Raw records
□ □ □
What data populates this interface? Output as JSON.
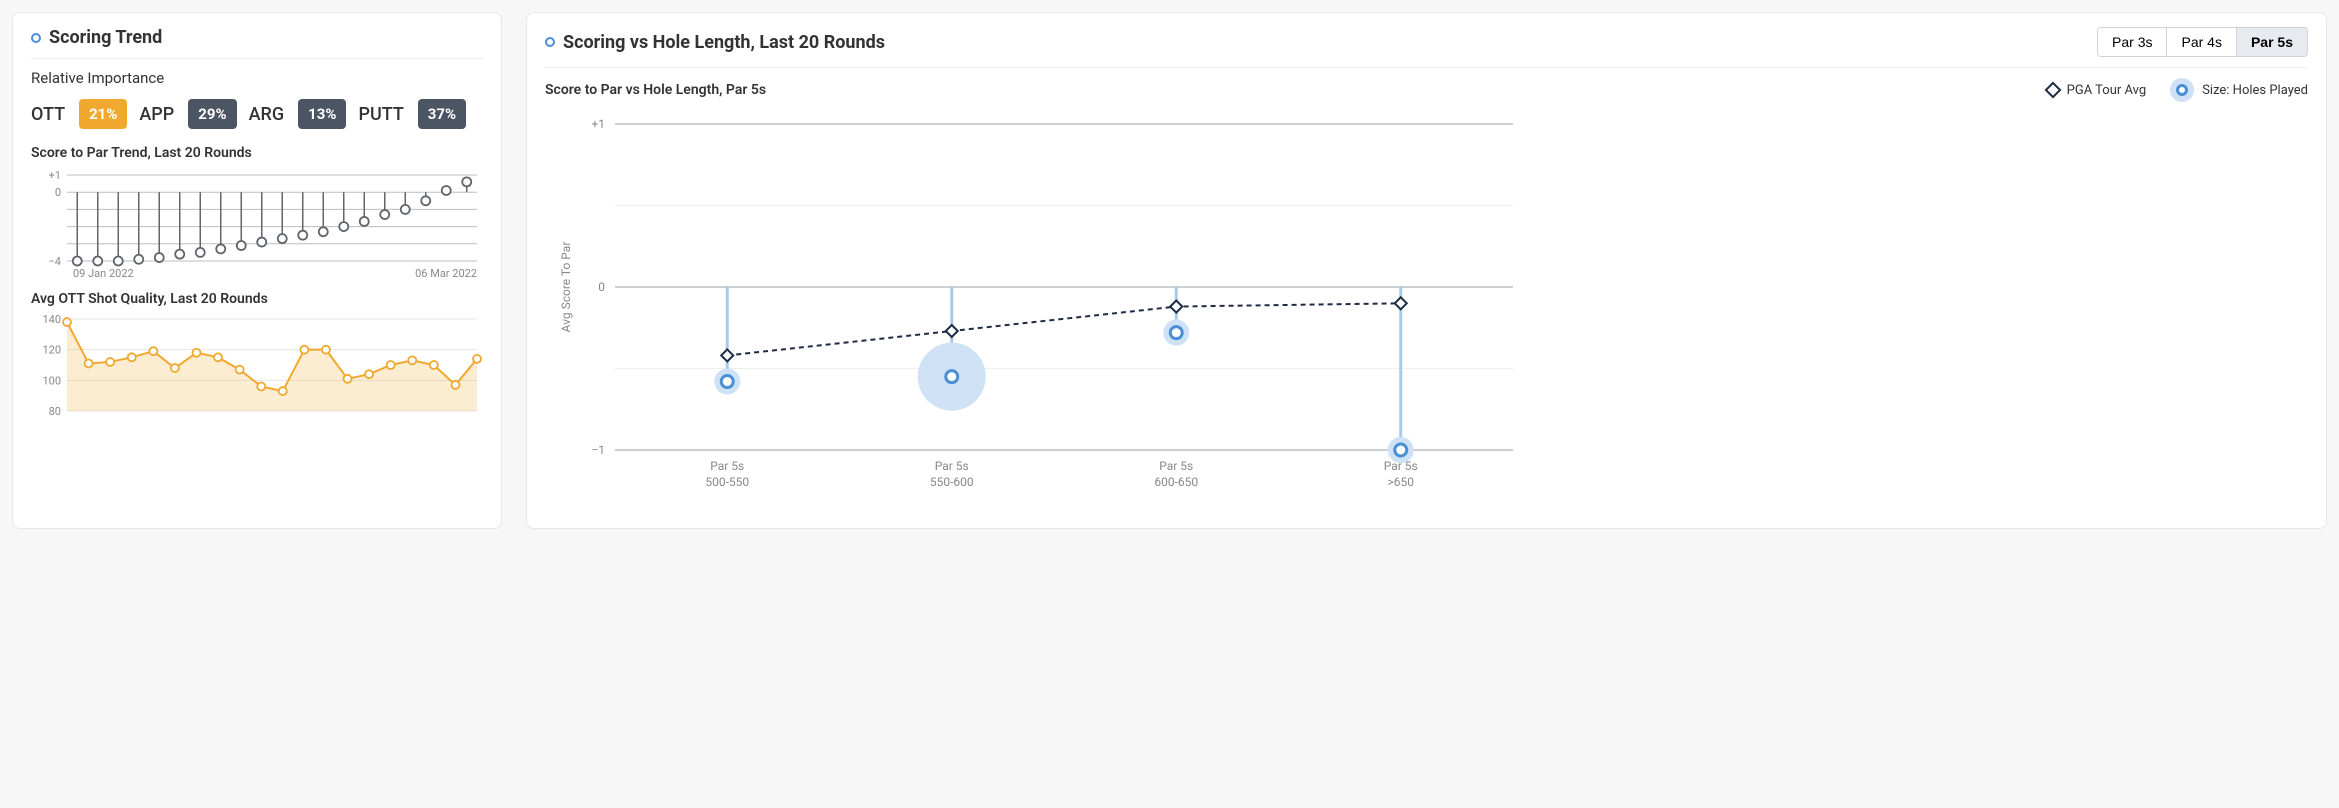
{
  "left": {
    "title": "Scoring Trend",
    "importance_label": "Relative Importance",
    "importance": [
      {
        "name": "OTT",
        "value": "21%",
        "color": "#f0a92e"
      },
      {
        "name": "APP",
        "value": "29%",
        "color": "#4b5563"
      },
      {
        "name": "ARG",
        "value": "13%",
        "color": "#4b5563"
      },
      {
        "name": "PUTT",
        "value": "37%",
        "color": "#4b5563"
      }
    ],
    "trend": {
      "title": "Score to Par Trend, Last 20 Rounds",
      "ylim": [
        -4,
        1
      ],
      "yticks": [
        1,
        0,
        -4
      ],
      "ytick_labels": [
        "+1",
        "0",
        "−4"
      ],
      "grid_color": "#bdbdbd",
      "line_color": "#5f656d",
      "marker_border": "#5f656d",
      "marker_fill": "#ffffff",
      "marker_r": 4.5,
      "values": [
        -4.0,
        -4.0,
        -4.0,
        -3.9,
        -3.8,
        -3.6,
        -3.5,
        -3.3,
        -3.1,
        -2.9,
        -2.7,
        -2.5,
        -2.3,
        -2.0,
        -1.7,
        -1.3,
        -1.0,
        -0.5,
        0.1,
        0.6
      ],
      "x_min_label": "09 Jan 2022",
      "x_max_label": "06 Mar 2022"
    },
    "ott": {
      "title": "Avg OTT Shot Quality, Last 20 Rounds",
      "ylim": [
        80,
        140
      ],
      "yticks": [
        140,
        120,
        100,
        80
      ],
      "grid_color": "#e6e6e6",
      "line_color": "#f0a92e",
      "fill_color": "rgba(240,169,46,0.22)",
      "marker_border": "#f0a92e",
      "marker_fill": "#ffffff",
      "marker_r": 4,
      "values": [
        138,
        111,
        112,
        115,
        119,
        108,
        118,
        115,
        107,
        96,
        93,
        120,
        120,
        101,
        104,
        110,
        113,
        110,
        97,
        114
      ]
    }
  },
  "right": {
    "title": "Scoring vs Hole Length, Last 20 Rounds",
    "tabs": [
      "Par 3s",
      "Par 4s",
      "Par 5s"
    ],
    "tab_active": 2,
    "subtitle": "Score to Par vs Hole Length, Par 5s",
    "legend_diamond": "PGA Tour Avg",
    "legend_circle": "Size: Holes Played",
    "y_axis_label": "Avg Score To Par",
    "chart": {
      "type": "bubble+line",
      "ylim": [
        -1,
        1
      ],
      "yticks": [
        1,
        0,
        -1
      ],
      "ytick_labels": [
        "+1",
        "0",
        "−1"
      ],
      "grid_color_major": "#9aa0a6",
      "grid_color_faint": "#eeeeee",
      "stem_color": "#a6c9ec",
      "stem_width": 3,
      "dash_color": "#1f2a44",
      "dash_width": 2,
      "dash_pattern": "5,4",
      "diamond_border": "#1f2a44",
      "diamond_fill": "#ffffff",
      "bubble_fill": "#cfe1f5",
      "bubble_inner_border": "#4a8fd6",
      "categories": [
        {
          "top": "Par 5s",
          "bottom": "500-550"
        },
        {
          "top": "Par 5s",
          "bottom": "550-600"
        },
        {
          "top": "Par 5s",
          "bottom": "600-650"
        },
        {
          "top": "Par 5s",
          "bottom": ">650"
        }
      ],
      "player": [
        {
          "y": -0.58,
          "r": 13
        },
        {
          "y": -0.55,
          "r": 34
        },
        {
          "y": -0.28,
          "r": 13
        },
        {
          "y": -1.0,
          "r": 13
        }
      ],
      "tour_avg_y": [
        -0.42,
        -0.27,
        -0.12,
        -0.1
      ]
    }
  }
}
□ □ □
From the listing above, collect each line in which the string "Last" appears.

**The response**
      "title": "Score to Par Trend, Last 20 Rounds",
      "title": "Avg OTT Shot Quality, Last 20 Rounds",
    "title": "Scoring vs Hole Length, Last 20 Rounds",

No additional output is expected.